**Brano da leggere**
Atto fisiologico che determina l’espulsione all’esterno dell’urina raccolta nella vescica.
Lo svuotamento della vescica è dovuto alla contrazione del muscolo detrusore (che si trova all’interno della vescica), in concomitanza con il rilasciamento dello sfintere del trigono (o sfintere interno) e dello sfintere urogenitale (o sfintere esterno).
La minzione è essenzialmente un atto riflesso, in cui lo stimolo scatenante è rappresentato dall’eccessiva espansione della vescica, in seguito al progressivo accumulo di urina al suo interno.
In condizioni normali, la muscolatura della parete vescicale si contrae quando la pressione interna raggiunge un valore limite, corrispondente a un volume urinario di circa 400 ml: in tali circostanze la minzione può essere volontariamente impedita dall’intervento cosciente (impulsi che partono dalla corteccia cerebrale, tramite il nervo pudendo esterno raggiungono lo sfintere urogenitale e ne determinano la contrazione).

**Righe fornite**
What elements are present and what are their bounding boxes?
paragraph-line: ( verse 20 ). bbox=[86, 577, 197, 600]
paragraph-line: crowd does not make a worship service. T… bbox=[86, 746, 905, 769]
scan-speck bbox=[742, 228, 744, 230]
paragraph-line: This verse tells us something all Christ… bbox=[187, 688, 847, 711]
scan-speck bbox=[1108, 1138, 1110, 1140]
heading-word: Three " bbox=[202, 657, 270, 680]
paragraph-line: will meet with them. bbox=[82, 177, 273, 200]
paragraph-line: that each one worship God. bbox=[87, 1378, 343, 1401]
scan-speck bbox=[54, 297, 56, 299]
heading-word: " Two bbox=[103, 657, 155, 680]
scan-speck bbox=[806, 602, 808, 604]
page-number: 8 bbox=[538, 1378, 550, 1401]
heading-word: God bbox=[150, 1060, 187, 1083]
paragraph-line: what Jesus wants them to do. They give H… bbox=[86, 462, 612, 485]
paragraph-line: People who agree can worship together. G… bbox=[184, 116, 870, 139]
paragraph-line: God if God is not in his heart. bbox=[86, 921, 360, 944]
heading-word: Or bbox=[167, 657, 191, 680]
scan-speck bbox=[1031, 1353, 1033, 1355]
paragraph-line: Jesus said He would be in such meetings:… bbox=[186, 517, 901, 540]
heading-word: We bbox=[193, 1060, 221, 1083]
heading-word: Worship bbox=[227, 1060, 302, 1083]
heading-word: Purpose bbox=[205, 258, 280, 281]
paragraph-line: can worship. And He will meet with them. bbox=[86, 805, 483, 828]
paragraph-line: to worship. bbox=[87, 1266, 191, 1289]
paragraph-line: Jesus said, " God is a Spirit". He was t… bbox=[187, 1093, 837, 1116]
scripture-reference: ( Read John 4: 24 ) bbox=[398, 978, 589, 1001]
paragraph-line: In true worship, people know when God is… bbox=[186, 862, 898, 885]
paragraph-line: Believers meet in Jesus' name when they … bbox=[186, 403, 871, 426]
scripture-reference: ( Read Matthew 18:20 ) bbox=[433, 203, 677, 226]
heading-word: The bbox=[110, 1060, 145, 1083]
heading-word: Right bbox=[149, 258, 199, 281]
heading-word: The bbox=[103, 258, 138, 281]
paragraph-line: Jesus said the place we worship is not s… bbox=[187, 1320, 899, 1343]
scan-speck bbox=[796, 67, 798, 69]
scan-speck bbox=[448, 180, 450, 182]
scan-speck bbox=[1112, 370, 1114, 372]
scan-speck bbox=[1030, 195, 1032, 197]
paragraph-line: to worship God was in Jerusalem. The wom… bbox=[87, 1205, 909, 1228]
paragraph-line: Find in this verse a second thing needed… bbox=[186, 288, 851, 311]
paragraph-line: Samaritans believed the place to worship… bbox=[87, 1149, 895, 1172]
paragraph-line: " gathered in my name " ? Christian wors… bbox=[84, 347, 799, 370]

**Compito 1**
Nel brano sulla minzione, a quale volume urinario corrisponde il valore limite di pressione che provoca la contrazione della parete vescicale?
**Compito 2**
Scrivi il seguito del brano sulla minzione, a partire dall'ultima frase riportata.
Le righe fornite non servono a nulla in questo caso.

**Spazio risposta 1**
A circa 400 ml.

**Spazio risposta 2**
Grazie a questo meccanismo è possibile trattenere l’urina in vescica fino a volumi di 700-800 ml, al di sopra dei quali il riflesso della minzione diventa insopprimibile e lo svuotamento avviene automaticamente, senza possibilità di controllo volontario.
Il controllo corticale della minzione richiede un’adeguata maturazione del sistema nervoso: nei lattanti, infatti, la minzione è un atto involontario e incosciente, che si verifica con un meccanismo esclusivamente riflesso; il controllo volontario degli sfinteri vescicali inizia in media all’età di 30 mesi.